*** Given records

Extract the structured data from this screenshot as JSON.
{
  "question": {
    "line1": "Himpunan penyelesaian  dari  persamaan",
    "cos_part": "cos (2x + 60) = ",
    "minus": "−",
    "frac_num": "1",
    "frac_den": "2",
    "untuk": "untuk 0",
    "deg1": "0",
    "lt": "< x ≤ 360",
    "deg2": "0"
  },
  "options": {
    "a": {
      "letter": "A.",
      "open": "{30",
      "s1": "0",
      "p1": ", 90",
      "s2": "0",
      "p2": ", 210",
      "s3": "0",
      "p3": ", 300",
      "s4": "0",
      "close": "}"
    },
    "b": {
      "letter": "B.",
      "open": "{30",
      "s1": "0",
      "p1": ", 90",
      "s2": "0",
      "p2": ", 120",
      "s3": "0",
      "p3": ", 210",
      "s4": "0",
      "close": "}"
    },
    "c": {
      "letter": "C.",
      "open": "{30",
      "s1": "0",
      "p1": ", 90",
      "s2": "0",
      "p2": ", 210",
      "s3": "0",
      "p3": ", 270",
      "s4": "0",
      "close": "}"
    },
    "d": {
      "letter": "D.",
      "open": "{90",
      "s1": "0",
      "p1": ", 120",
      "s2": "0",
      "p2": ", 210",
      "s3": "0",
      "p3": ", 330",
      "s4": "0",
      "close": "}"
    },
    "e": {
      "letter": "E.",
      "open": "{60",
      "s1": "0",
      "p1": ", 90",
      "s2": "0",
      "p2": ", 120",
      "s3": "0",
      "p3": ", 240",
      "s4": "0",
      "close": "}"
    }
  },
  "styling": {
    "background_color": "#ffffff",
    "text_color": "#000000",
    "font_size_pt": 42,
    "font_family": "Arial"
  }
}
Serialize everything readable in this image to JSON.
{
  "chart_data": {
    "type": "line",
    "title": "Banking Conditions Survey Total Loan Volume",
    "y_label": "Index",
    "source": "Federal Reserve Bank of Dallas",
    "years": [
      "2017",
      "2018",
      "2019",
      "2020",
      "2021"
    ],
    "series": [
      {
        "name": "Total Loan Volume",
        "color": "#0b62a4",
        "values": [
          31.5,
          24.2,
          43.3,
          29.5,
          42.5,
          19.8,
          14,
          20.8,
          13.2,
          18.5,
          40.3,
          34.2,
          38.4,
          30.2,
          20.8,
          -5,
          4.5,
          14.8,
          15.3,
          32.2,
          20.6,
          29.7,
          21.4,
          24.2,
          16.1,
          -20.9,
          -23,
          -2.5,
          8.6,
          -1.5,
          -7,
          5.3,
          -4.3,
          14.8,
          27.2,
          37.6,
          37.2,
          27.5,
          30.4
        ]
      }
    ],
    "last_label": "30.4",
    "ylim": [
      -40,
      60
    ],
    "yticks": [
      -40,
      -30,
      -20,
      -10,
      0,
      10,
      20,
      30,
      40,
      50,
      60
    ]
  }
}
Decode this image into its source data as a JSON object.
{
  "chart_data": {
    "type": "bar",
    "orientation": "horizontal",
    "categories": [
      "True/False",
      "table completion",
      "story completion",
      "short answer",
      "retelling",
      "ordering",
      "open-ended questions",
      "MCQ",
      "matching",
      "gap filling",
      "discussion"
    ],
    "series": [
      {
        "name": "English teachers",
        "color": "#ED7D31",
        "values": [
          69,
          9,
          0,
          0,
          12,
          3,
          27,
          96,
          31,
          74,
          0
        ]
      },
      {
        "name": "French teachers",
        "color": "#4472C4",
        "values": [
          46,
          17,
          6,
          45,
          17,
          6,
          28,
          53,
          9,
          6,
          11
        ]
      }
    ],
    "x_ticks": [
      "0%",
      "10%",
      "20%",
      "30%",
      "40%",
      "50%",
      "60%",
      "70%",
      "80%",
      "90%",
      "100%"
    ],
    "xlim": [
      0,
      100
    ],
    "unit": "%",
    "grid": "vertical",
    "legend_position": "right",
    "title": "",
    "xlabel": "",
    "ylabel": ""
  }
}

******

■ Exercise description:
Give only the number of lines in the records that include the word "completion".

■ Answer for this exercise:
2